WHAT YOU ARE ASKED TO DO
Count every line in the following entries where the word "svagt" appears. Give the count alone.

Dataset items
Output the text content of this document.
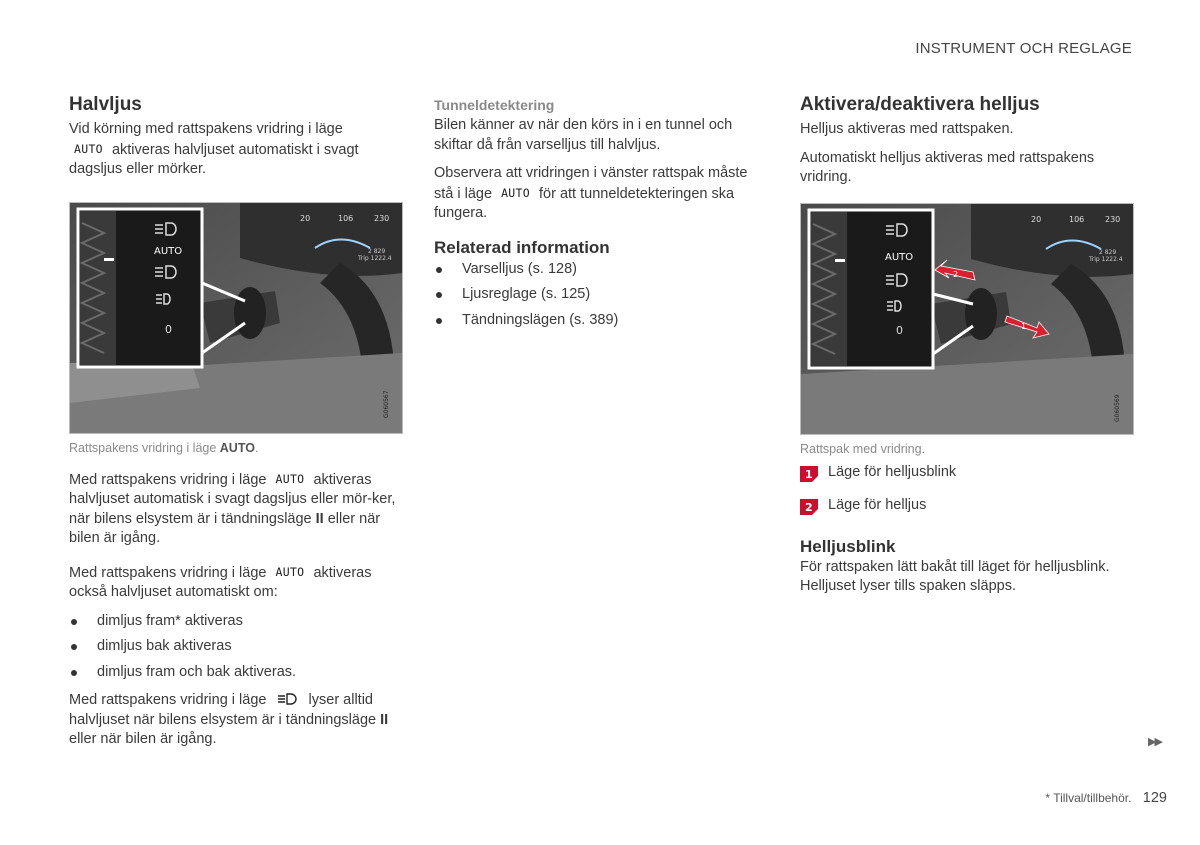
INSTRUMENT OCH REGLAGE
Halvljus

Vid körning med rattspakens vridring i läge
AUTO aktiveras halvljuset automatiskt i svagt dagsljus eller mörker.

20	106	230
2 829
Trip 1222.4
AUTO
0
G060567
Rattspakens vridring i läge AUTO.

Med rattspakens vridring i läge AUTO aktiveras halvljuset automatisk i svagt dagsljus eller mör-ker, när bilens elsystem är i tändningsläge II eller när bilen är igång.

Med rattspakens vridring i läge AUTO aktiveras
också halvljuset automatiskt om:

dimljus fram* aktiveras
dimljus bak aktiveras
dimljus fram och bak aktiveras.

Med rattspakens vridring i läge	lyser alltid
halvljuset när bilens elsystem är i tändningsläge II
eller när bilen är igång.

Tunneldetektering

Bilen känner av när den körs in i en tunnel och skiftar då från varselljus till halvljus.

Observera att vridringen i vänster rattspak måste
stå i läge AUTO för att tunneldetekteringen ska
fungera.

Relaterad information
Varselljus (s. 128)
Ljusreglage (s. 125)
Tändningslägen (s. 389)
Aktivera/deaktivera helljus

Helljus aktiveras med rattspaken.

Automatiskt helljus aktiveras med rattspakens vridring.

20	106	230
2 829
Trip 1222.4
2
1
AUTO
0
G060569
Rattspak med vridring.
1 Läge för helljusblink
2 Läge för helljus
Helljusblink

För rattspaken lätt bakåt till läget för helljusblink. Helljuset lyser tills spaken släpps.

▶▶
* Tillval/tillbehör. 129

IN RESPONSE
2